Records excerpted from a collection
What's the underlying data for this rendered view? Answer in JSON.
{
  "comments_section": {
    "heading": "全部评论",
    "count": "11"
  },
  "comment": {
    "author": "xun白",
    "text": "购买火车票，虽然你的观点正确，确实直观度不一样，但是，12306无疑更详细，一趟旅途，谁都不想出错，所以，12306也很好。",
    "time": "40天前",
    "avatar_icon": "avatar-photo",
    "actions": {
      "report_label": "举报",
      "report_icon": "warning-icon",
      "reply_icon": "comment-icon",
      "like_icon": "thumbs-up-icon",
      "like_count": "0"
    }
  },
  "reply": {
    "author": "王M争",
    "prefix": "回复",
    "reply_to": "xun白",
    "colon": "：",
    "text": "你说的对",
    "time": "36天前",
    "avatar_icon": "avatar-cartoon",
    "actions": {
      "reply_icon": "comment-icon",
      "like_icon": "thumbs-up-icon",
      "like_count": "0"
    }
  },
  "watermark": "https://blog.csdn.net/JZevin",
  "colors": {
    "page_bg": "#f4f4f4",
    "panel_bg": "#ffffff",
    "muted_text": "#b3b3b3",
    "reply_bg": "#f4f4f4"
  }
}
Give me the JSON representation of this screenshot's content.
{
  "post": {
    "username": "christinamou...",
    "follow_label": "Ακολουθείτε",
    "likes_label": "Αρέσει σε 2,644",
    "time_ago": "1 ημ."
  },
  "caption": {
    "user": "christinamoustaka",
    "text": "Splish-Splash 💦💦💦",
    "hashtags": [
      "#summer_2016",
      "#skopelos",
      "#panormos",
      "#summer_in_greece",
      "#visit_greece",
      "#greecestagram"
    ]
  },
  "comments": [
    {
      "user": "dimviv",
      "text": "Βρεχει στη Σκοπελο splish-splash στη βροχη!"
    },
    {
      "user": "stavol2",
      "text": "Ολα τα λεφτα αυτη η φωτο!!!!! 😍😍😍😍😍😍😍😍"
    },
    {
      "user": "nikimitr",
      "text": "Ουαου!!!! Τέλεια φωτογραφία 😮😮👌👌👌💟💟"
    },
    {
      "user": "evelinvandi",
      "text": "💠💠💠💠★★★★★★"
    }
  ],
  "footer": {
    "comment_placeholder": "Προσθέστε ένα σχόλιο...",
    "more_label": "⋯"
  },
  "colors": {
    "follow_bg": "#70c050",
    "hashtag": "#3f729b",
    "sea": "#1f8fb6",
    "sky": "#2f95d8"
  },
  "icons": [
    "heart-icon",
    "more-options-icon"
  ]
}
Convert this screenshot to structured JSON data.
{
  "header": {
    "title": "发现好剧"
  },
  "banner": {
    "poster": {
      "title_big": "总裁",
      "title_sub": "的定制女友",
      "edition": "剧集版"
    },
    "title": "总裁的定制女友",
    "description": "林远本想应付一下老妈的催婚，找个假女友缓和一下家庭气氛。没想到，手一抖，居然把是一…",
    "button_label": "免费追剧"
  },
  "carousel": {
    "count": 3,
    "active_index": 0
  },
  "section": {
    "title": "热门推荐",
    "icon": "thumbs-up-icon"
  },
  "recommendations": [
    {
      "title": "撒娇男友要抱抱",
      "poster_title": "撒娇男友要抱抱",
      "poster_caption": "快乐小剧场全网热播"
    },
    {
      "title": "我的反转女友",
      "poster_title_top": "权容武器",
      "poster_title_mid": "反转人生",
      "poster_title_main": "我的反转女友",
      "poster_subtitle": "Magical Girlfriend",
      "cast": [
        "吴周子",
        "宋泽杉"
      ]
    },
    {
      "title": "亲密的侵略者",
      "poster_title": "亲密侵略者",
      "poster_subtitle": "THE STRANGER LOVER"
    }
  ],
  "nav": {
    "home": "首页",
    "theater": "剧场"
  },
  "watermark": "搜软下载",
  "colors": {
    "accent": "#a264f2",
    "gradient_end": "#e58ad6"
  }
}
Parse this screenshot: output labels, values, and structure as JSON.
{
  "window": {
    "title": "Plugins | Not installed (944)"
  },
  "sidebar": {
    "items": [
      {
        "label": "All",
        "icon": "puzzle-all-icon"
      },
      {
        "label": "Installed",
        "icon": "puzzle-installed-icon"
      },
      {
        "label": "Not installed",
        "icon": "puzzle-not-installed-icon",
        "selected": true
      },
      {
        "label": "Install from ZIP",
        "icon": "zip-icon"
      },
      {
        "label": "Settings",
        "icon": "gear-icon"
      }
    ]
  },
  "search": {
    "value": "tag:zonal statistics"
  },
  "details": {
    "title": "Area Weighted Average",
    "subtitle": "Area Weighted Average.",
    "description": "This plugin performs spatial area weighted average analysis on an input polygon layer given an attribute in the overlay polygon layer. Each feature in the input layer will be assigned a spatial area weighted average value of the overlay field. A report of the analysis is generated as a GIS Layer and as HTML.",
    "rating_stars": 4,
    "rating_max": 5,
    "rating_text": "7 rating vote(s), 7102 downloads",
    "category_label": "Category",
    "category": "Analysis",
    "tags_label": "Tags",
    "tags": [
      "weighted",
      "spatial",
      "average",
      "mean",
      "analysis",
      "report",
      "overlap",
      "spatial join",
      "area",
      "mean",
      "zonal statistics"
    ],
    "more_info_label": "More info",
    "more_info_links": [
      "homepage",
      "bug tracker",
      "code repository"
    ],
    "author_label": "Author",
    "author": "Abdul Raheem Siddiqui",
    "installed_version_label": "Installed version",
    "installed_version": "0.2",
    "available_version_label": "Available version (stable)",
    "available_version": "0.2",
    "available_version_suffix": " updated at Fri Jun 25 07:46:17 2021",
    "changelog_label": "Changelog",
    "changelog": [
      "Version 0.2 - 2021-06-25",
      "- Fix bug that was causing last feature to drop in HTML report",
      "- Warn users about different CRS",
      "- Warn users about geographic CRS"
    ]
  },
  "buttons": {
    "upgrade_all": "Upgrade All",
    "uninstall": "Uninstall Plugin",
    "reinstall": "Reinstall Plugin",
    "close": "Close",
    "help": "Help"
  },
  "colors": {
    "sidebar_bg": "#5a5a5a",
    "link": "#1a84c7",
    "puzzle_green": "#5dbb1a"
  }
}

[Task requirements] Generate an exact reproduction of all entries.

[The answer]
What's the underlying data for this rendered view? Answer in JSON.
{
  "comments_section": {
    "heading": "全部评论",
    "count": "11"
  },
  "comment": {
    "author": "xun白",
    "text": "购买火车票，虽然你的观点正确，确实直观度不一样，但是，12306无疑更详细，一趟旅途，谁都不想出错，所以，12306也很好。",
    "time": "40天前",
    "avatar_icon": "avatar-photo",
    "actions": {
      "report_label": "举报",
      "report_icon": "warning-icon",
      "reply_icon": "comment-icon",
      "like_icon": "thumbs-up-icon",
      "like_count": "0"
    }
  },
  "reply": {
    "author": "王M争",
    "prefix": "回复",
    "reply_to": "xun白",
    "colon": "：",
    "text": "你说的对",
    "time": "36天前",
    "avatar_icon": "avatar-cartoon",
    "actions": {
      "reply_icon": "comment-icon",
      "like_icon": "thumbs-up-icon",
      "like_count": "0"
    }
  },
  "watermark": "https://blog.csdn.net/JZevin",
  "colors": {
    "page_bg": "#f4f4f4",
    "panel_bg": "#ffffff",
    "muted_text": "#b3b3b3",
    "reply_bg": "#f4f4f4"
  }
}
Give me the JSON representation of this screenshot's content.
{
  "post": {
    "username": "christinamou...",
    "follow_label": "Ακολουθείτε",
    "likes_label": "Αρέσει σε 2,644",
    "time_ago": "1 ημ."
  },
  "caption": {
    "user": "christinamoustaka",
    "text": "Splish-Splash 💦💦💦",
    "hashtags": [
      "#summer_2016",
      "#skopelos",
      "#panormos",
      "#summer_in_greece",
      "#visit_greece",
      "#greecestagram"
    ]
  },
  "comments": [
    {
      "user": "dimviv",
      "text": "Βρεχει στη Σκοπελο splish-splash στη βροχη!"
    },
    {
      "user": "stavol2",
      "text": "Ολα τα λεφτα αυτη η φωτο!!!!! 😍😍😍😍😍😍😍😍"
    },
    {
      "user": "nikimitr",
      "text": "Ουαου!!!! Τέλεια φωτογραφία 😮😮👌👌👌💟💟"
    },
    {
      "user": "evelinvandi",
      "text": "💠💠💠💠★★★★★★"
    }
  ],
  "footer": {
    "comment_placeholder": "Προσθέστε ένα σχόλιο...",
    "more_label": "⋯"
  },
  "colors": {
    "follow_bg": "#70c050",
    "hashtag": "#3f729b",
    "sea": "#1f8fb6",
    "sky": "#2f95d8"
  },
  "icons": [
    "heart-icon",
    "more-options-icon"
  ]
}
Convert this screenshot to structured JSON data.
{
  "header": {
    "title": "发现好剧"
  },
  "banner": {
    "poster": {
      "title_big": "总裁",
      "title_sub": "的定制女友",
      "edition": "剧集版"
    },
    "title": "总裁的定制女友",
    "description": "林远本想应付一下老妈的催婚，找个假女友缓和一下家庭气氛。没想到，手一抖，居然把是一…",
    "button_label": "免费追剧"
  },
  "carousel": {
    "count": 3,
    "active_index": 0
  },
  "section": {
    "title": "热门推荐",
    "icon": "thumbs-up-icon"
  },
  "recommendations": [
    {
      "title": "撒娇男友要抱抱",
      "poster_title": "撒娇男友要抱抱",
      "poster_caption": "快乐小剧场全网热播"
    },
    {
      "title": "我的反转女友",
      "poster_title_top": "权容武器",
      "poster_title_mid": "反转人生",
      "poster_title_main": "我的反转女友",
      "poster_subtitle": "Magical Girlfriend",
      "cast": [
        "吴周子",
        "宋泽杉"
      ]
    },
    {
      "title": "亲密的侵略者",
      "poster_title": "亲密侵略者",
      "poster_subtitle": "THE STRANGER LOVER"
    }
  ],
  "nav": {
    "home": "首页",
    "theater": "剧场"
  },
  "watermark": "搜软下载",
  "colors": {
    "accent": "#a264f2",
    "gradient_end": "#e58ad6"
  }
}
Parse this screenshot: output labels, values, and structure as JSON.
{
  "window": {
    "title": "Plugins | Not installed (944)"
  },
  "sidebar": {
    "items": [
      {
        "label": "All",
        "icon": "puzzle-all-icon"
      },
      {
        "label": "Installed",
        "icon": "puzzle-installed-icon"
      },
      {
        "label": "Not installed",
        "icon": "puzzle-not-installed-icon",
        "selected": true
      },
      {
        "label": "Install from ZIP",
        "icon": "zip-icon"
      },
      {
        "label": "Settings",
        "icon": "gear-icon"
      }
    ]
  },
  "search": {
    "value": "tag:zonal statistics"
  },
  "details": {
    "title": "Area Weighted Average",
    "subtitle": "Area Weighted Average.",
    "description": "This plugin performs spatial area weighted average analysis on an input polygon layer given an attribute in the overlay polygon layer. Each feature in the input layer will be assigned a spatial area weighted average value of the overlay field. A report of the analysis is generated as a GIS Layer and as HTML.",
    "rating_stars": 4,
    "rating_max": 5,
    "rating_text": "7 rating vote(s), 7102 downloads",
    "category_label": "Category",
    "category": "Analysis",
    "tags_label": "Tags",
    "tags": [
      "weighted",
      "spatial",
      "average",
      "mean",
      "analysis",
      "report",
      "overlap",
      "spatial join",
      "area",
      "mean",
      "zonal statistics"
    ],
    "more_info_label": "More info",
    "more_info_links": [
      "homepage",
      "bug tracker",
      "code repository"
    ],
    "author_label": "Author",
    "author": "Abdul Raheem Siddiqui",
    "installed_version_label": "Installed version",
    "installed_version": "0.2",
    "available_version_label": "Available version (stable)",
    "available_version": "0.2",
    "available_version_suffix": " updated at Fri Jun 25 07:46:17 2021",
    "changelog_label": "Changelog",
    "changelog": [
      "Version 0.2 - 2021-06-25",
      "- Fix bug that was causing last feature to drop in HTML report",
      "- Warn users about different CRS",
      "- Warn users about geographic CRS"
    ]
  },
  "buttons": {
    "upgrade_all": "Upgrade All",
    "uninstall": "Uninstall Plugin",
    "reinstall": "Reinstall Plugin",
    "close": "Close",
    "help": "Help"
  },
  "colors": {
    "sidebar_bg": "#5a5a5a",
    "link": "#1a84c7",
    "puzzle_green": "#5dbb1a"
  }
}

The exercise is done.